REQUIREMENTS. Identify the lines that contain the word "process" and copy each one.

INFORMATION SUPPLIED.

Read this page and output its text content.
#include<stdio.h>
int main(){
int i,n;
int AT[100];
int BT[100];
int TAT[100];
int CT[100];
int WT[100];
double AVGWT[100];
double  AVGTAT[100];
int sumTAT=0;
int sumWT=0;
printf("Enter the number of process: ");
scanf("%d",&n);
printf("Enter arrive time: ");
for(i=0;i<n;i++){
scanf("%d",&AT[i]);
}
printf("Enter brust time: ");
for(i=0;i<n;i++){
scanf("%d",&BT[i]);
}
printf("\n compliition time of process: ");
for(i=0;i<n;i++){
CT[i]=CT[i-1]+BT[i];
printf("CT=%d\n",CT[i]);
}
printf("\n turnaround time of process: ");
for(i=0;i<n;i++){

RESULT FOR THIS TASK.
printf("Enter the number of process: ");
printf("\n compliition time of process: ");
printf("\n turnaround time of process: ");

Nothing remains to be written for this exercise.